[Records about charts and figures]
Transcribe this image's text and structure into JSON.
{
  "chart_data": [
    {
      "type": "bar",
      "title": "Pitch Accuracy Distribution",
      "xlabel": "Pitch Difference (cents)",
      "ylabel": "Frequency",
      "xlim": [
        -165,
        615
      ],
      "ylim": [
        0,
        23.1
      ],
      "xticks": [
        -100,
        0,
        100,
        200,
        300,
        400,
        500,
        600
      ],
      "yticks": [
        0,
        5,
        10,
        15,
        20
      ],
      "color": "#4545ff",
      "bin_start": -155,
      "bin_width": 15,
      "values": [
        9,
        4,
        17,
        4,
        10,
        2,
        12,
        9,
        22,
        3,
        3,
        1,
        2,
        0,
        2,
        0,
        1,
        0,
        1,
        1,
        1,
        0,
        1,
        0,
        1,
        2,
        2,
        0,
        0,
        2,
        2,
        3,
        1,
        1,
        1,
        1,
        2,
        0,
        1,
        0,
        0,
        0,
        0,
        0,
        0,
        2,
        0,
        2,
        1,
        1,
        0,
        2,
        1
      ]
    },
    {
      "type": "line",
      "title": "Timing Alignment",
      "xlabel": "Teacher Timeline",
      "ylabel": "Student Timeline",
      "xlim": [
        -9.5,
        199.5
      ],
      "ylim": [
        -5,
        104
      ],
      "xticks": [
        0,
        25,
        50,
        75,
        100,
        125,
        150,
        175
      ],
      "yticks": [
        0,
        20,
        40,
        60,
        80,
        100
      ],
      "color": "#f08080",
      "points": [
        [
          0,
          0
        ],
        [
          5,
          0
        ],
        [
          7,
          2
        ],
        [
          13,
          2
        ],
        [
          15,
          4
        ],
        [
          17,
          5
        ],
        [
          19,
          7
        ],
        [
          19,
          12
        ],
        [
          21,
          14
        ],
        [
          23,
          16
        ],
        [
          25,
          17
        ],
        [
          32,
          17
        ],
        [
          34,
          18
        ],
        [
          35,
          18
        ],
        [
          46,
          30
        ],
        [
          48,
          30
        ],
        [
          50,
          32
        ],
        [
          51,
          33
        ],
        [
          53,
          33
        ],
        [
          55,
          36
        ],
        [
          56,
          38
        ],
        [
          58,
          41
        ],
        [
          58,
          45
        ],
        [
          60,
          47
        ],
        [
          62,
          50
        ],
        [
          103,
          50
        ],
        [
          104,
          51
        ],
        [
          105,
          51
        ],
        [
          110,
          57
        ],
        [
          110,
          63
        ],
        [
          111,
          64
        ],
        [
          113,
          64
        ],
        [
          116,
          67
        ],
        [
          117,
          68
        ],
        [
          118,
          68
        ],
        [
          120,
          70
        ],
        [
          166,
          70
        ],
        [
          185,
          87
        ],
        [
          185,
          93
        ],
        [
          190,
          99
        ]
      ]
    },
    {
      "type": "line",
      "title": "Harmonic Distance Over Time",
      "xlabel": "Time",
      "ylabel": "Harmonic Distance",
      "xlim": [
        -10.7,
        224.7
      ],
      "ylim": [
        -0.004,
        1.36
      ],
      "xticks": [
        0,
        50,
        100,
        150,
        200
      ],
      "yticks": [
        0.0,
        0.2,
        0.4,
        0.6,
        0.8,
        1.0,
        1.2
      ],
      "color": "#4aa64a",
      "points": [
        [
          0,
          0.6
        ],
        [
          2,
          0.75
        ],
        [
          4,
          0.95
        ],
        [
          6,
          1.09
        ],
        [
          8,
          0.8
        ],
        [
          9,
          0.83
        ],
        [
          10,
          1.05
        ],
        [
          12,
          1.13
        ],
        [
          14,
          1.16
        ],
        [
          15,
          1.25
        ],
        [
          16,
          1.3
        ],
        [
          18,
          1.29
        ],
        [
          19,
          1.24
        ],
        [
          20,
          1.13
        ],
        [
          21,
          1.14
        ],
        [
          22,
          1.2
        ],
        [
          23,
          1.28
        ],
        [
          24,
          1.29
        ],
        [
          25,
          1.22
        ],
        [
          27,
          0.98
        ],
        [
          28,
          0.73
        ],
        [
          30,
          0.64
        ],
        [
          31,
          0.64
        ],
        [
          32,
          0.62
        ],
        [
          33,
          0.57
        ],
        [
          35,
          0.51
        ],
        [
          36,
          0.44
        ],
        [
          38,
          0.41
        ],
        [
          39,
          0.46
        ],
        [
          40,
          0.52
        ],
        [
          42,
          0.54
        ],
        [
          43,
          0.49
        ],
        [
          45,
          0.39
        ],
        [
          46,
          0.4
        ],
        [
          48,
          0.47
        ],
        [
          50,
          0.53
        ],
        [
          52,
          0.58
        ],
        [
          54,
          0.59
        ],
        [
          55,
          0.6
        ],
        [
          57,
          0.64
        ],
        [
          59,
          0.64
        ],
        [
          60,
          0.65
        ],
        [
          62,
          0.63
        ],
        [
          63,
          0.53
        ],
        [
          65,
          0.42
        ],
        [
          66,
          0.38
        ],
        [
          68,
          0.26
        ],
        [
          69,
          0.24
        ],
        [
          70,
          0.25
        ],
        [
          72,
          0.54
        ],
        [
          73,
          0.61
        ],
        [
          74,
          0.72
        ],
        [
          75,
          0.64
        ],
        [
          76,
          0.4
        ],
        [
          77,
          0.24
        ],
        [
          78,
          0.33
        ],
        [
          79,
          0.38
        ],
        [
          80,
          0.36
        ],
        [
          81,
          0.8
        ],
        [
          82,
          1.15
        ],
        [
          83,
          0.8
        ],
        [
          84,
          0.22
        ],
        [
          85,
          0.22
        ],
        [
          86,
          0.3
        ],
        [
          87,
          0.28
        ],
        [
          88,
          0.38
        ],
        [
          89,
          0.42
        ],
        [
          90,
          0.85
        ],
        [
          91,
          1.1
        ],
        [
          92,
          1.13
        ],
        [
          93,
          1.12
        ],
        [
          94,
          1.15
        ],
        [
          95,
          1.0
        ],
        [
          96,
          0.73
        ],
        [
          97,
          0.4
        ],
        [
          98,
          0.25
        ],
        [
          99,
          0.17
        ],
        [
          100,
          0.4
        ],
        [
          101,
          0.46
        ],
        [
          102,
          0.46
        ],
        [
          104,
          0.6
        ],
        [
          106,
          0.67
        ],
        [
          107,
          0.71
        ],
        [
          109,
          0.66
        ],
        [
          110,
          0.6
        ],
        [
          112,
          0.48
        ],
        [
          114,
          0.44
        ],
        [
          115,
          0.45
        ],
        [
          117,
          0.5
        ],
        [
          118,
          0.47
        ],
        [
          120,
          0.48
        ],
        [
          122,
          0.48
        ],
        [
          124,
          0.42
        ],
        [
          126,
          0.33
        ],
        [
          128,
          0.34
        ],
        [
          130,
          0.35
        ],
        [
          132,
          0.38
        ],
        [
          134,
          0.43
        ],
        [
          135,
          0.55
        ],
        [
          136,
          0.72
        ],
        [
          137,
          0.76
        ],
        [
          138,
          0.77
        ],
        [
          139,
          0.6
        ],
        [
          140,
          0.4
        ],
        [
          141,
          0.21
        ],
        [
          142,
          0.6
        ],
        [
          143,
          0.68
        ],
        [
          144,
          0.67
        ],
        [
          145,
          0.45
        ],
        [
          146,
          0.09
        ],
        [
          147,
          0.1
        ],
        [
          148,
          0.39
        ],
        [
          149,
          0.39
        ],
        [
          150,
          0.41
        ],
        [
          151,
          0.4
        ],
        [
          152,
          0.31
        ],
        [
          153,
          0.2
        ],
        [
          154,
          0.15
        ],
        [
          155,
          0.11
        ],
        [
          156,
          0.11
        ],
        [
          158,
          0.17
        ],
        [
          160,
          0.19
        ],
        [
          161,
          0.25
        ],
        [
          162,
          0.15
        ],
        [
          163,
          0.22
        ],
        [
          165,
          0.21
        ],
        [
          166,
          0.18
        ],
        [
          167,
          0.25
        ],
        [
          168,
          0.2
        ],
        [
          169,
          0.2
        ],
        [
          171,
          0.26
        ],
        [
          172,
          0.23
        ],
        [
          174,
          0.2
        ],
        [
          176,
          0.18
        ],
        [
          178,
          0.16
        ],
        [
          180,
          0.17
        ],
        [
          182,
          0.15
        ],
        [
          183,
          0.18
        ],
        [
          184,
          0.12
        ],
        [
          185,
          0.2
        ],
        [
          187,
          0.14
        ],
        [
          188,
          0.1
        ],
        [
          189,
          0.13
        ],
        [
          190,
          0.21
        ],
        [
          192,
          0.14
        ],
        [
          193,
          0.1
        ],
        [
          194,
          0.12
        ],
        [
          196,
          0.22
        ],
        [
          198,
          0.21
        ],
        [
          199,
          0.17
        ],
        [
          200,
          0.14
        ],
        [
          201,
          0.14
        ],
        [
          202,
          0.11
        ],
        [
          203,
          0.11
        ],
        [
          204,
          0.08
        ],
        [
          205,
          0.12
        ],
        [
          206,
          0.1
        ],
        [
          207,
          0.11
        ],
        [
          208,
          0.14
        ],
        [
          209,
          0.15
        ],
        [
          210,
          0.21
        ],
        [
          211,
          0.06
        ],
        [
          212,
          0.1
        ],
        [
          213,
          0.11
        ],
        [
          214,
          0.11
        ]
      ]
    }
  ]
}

Exercise brief: Filter the entries down to the lines with the word "xlabel" in them.

Exercise response:
      "xlabel": "Pitch Difference (cents)",
      "xlabel": "Teacher Timeline",
      "xlabel": "Time",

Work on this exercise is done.